— start of Given data —

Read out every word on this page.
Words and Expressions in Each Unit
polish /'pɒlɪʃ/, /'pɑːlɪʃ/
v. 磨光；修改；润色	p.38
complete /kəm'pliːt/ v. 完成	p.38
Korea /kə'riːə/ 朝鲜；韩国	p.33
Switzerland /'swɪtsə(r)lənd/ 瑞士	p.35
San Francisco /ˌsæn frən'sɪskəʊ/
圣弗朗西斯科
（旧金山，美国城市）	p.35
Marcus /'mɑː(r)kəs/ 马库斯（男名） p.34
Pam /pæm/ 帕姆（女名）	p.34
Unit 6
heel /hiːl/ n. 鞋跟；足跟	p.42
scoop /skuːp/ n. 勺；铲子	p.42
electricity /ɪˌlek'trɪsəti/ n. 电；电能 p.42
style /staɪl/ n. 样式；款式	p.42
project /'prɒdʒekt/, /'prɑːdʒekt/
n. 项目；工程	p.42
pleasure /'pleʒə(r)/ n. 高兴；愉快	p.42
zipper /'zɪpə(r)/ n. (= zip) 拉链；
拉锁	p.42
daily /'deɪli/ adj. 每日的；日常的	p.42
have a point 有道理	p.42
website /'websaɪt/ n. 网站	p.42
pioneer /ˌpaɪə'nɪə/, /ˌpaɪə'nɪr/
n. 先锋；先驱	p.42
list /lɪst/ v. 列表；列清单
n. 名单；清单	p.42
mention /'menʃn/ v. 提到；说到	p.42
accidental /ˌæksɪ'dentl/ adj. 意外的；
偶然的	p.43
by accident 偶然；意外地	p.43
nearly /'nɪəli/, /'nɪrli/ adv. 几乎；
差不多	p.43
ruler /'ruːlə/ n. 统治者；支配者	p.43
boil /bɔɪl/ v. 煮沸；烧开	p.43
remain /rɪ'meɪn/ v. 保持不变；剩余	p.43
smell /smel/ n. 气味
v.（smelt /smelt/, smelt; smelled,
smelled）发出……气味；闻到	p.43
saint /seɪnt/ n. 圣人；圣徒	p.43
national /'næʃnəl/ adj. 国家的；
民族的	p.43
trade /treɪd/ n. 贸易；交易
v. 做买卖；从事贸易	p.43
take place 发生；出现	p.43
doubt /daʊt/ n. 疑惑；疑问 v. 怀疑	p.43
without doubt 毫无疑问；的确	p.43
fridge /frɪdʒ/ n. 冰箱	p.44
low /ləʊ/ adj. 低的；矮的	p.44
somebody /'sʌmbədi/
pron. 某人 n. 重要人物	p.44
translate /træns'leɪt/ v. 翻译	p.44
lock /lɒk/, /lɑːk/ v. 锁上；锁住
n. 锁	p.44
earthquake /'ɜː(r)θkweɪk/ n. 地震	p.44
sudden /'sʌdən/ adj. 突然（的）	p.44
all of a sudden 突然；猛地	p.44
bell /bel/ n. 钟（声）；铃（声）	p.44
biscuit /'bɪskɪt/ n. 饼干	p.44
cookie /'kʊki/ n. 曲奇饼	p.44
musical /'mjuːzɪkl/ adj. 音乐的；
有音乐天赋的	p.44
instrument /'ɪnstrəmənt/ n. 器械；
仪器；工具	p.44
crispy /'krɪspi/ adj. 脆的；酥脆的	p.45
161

— end of Given data —

- Goal: Your task is to repeat every entry exactly.

- Completed task:
Read out every word on this page.
Words and Expressions in Each Unit
polish /'pɒlɪʃ/, /'pɑːlɪʃ/
v. 磨光；修改；润色	p.38
complete /kəm'pliːt/ v. 完成	p.38
Korea /kə'riːə/ 朝鲜；韩国	p.33
Switzerland /'swɪtsə(r)lənd/ 瑞士	p.35
San Francisco /ˌsæn frən'sɪskəʊ/
圣弗朗西斯科
（旧金山，美国城市）	p.35
Marcus /'mɑː(r)kəs/ 马库斯（男名） p.34
Pam /pæm/ 帕姆（女名）	p.34
Unit 6
heel /hiːl/ n. 鞋跟；足跟	p.42
scoop /skuːp/ n. 勺；铲子	p.42
electricity /ɪˌlek'trɪsəti/ n. 电；电能 p.42
style /staɪl/ n. 样式；款式	p.42
project /'prɒdʒekt/, /'prɑːdʒekt/
n. 项目；工程	p.42
pleasure /'pleʒə(r)/ n. 高兴；愉快	p.42
zipper /'zɪpə(r)/ n. (= zip) 拉链；
拉锁	p.42
daily /'deɪli/ adj. 每日的；日常的	p.42
have a point 有道理	p.42
website /'websaɪt/ n. 网站	p.42
pioneer /ˌpaɪə'nɪə/, /ˌpaɪə'nɪr/
n. 先锋；先驱	p.42
list /lɪst/ v. 列表；列清单
n. 名单；清单	p.42
mention /'menʃn/ v. 提到；说到	p.42
accidental /ˌæksɪ'dentl/ adj. 意外的；
偶然的	p.43
by accident 偶然；意外地	p.43
nearly /'nɪəli/, /'nɪrli/ adv. 几乎；
差不多	p.43
ruler /'ruːlə/ n. 统治者；支配者	p.43
boil /bɔɪl/ v. 煮沸；烧开	p.43
remain /rɪ'meɪn/ v. 保持不变；剩余	p.43
smell /smel/ n. 气味
v.（smelt /smelt/, smelt; smelled,
smelled）发出……气味；闻到	p.43
saint /seɪnt/ n. 圣人；圣徒	p.43
national /'næʃnəl/ adj. 国家的；
民族的	p.43
trade /treɪd/ n. 贸易；交易
v. 做买卖；从事贸易	p.43
take place 发生；出现	p.43
doubt /daʊt/ n. 疑惑；疑问 v. 怀疑	p.43
without doubt 毫无疑问；的确	p.43
fridge /frɪdʒ/ n. 冰箱	p.44
low /ləʊ/ adj. 低的；矮的	p.44
somebody /'sʌmbədi/
pron. 某人 n. 重要人物	p.44
translate /træns'leɪt/ v. 翻译	p.44
lock /lɒk/, /lɑːk/ v. 锁上；锁住
n. 锁	p.44
earthquake /'ɜː(r)θkweɪk/ n. 地震	p.44
sudden /'sʌdən/ adj. 突然（的）	p.44
all of a sudden 突然；猛地	p.44
bell /bel/ n. 钟（声）；铃（声）	p.44
biscuit /'bɪskɪt/ n. 饼干	p.44
cookie /'kʊki/ n. 曲奇饼	p.44
musical /'mjuːzɪkl/ adj. 音乐的；
有音乐天赋的	p.44
instrument /'ɪnstrəmənt/ n. 器械；
仪器；工具	p.44
crispy /'krɪspi/ adj. 脆的；酥脆的	p.45
161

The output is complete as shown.